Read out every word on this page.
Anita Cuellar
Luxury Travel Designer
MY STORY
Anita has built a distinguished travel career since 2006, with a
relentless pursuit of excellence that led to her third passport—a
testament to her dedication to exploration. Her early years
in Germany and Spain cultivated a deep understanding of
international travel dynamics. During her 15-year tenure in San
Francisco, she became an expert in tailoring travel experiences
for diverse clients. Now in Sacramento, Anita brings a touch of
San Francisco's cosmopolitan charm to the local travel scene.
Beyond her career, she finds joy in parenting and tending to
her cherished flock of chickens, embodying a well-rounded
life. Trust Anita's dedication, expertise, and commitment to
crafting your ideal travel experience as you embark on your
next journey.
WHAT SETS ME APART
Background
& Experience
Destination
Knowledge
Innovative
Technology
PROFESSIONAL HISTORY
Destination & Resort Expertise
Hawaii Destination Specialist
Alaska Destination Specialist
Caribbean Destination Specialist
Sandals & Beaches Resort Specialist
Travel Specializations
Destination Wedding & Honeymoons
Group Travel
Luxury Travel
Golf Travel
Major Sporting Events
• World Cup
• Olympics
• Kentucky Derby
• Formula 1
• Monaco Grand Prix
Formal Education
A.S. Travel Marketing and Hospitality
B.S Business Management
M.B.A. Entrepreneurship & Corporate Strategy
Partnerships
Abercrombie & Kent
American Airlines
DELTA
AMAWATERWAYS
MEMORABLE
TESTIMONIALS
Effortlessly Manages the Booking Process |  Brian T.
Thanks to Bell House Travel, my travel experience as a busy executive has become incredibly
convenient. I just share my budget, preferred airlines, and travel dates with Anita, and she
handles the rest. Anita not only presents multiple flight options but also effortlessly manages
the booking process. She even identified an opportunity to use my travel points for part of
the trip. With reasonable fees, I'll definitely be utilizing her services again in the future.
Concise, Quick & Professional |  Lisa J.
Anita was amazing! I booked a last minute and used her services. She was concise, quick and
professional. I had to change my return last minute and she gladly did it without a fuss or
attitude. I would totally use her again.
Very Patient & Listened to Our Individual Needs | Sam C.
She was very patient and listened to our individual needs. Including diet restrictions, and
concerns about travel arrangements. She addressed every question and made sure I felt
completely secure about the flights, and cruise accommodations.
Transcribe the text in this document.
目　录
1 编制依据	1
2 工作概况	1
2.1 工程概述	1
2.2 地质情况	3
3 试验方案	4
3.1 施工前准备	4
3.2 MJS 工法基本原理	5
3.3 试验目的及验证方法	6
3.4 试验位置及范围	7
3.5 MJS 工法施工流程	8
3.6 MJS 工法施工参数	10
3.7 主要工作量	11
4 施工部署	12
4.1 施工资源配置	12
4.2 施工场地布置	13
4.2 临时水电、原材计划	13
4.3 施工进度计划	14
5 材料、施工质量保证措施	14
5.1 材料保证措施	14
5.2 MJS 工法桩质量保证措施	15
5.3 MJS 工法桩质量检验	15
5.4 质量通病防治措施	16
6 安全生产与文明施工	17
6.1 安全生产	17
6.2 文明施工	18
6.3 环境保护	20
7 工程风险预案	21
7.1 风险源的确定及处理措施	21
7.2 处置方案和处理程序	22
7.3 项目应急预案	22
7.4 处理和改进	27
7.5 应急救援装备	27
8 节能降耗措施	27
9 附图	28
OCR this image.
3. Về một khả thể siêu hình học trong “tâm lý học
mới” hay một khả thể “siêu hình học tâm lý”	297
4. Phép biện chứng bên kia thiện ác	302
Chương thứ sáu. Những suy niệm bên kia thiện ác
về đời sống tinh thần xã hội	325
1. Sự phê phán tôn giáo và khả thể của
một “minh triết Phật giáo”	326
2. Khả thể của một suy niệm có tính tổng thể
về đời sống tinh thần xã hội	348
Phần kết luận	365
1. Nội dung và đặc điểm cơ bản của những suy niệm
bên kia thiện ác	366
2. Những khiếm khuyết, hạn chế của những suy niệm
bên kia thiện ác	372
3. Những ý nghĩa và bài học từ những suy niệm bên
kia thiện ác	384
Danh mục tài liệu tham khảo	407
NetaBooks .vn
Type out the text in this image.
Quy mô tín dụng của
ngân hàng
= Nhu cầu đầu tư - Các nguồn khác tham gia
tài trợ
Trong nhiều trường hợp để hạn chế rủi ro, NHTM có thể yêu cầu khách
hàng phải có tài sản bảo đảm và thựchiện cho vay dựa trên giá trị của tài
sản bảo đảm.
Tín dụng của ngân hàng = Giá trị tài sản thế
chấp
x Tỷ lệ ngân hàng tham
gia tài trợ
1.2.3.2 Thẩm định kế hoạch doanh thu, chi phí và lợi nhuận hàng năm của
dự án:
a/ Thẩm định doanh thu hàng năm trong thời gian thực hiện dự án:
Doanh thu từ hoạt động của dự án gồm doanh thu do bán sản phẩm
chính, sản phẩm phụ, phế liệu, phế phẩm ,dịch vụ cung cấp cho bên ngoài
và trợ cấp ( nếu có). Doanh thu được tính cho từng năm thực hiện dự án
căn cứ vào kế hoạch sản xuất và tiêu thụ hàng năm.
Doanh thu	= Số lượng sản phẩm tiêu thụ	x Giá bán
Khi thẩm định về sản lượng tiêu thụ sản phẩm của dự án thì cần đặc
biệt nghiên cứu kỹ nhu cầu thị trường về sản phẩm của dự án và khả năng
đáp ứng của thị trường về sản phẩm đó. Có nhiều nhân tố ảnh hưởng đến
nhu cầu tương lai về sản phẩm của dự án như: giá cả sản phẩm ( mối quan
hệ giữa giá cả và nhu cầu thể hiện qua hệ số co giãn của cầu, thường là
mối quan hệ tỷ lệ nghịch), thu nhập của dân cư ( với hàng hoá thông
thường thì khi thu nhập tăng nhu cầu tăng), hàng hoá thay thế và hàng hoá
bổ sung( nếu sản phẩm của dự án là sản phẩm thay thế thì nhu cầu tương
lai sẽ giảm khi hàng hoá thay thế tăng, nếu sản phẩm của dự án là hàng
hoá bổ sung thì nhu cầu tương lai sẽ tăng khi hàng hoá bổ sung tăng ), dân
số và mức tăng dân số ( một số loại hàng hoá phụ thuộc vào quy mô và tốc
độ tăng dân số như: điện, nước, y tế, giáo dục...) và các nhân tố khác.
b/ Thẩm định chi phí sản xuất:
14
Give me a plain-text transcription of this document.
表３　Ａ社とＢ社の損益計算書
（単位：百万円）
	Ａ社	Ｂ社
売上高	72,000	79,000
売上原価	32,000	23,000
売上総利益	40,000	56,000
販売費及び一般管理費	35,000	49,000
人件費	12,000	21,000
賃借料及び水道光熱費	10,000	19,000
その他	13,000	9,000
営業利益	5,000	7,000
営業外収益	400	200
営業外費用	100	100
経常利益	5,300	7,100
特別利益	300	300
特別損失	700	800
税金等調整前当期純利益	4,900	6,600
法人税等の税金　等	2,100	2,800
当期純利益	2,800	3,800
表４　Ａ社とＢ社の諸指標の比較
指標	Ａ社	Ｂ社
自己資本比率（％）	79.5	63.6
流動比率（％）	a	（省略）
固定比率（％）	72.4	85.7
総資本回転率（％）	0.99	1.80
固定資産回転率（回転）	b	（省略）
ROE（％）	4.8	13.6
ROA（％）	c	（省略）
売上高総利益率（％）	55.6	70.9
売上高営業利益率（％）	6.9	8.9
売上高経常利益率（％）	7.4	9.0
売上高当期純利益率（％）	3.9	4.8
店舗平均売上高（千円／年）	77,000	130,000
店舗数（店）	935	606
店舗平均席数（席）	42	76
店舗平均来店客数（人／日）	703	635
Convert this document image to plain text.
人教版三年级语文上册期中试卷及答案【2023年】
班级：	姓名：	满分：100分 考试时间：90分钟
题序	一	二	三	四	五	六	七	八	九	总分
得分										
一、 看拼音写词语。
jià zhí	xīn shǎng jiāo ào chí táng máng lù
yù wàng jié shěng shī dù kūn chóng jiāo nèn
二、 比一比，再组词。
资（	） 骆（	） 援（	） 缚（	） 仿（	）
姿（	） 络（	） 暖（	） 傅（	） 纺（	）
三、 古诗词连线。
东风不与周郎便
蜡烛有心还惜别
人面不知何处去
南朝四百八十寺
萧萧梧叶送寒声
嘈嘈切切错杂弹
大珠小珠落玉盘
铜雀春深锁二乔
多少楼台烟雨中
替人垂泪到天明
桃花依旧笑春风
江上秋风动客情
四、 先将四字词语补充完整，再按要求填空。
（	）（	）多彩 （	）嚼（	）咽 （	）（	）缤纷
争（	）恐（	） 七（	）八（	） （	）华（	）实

◇ ◇ ◇ ◇ ◇ ◇ ◇

— EXERCISE TASK —
Reply with nothing but the number of lines in the data above that contain "tính".

— FINAL ANSWER —
2